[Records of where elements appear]

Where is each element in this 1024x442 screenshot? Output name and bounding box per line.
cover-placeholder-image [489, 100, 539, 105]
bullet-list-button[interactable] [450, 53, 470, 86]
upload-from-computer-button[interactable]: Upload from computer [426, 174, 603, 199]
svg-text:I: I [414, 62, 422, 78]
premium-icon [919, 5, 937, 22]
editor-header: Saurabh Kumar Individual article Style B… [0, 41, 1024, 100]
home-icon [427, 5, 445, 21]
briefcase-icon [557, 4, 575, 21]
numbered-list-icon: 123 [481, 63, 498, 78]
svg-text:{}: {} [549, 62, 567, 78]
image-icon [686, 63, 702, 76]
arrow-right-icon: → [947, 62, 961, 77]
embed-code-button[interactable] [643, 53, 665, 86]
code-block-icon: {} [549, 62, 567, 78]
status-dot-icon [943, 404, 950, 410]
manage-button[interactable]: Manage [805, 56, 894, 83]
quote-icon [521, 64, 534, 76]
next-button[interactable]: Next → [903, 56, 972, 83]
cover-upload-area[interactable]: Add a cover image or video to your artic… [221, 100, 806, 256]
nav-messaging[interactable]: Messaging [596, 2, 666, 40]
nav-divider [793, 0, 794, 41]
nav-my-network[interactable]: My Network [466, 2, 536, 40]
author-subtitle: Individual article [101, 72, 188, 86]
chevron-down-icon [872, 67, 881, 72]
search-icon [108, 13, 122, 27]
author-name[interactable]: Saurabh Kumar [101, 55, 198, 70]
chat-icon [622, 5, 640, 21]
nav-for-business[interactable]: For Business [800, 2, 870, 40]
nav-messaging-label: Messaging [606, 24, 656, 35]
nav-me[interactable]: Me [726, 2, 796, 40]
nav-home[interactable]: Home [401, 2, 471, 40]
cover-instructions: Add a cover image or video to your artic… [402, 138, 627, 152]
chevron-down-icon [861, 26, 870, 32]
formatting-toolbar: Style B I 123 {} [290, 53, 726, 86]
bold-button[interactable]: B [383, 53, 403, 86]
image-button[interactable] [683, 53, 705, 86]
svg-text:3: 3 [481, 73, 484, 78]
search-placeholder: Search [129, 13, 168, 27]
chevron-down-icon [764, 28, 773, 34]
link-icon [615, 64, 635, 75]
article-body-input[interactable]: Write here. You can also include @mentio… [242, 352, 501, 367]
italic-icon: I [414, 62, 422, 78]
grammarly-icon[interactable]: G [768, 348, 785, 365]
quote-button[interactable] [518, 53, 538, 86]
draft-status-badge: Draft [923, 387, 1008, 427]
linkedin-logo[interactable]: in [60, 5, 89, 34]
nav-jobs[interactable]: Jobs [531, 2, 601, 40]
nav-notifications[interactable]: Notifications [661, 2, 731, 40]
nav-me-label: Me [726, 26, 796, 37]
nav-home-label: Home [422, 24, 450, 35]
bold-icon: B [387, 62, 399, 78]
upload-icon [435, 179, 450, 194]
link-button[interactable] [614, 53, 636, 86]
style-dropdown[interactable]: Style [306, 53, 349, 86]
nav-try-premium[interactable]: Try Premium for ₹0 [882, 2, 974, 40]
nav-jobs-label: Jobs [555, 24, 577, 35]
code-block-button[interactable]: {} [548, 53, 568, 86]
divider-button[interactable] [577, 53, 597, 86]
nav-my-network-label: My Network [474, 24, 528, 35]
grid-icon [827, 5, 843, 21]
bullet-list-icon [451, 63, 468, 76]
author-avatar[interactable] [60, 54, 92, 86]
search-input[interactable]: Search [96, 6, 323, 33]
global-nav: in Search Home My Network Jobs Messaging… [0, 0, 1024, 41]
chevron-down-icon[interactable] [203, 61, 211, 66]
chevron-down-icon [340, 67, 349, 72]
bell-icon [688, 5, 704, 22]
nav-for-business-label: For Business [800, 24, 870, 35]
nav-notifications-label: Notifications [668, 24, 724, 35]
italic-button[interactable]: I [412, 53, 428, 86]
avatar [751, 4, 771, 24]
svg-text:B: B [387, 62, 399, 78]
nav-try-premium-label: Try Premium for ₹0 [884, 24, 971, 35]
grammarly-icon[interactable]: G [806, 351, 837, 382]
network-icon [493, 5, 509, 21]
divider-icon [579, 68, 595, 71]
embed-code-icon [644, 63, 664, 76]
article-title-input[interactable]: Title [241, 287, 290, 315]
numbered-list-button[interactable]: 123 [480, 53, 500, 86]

[Stated problem] List every line in the records above that contains the string "numbered", matching case exactly.

[Solved exercise]
numbered-list-icon: 123 [481, 63, 498, 78]
numbered-list-button[interactable]: 123 [480, 53, 500, 86]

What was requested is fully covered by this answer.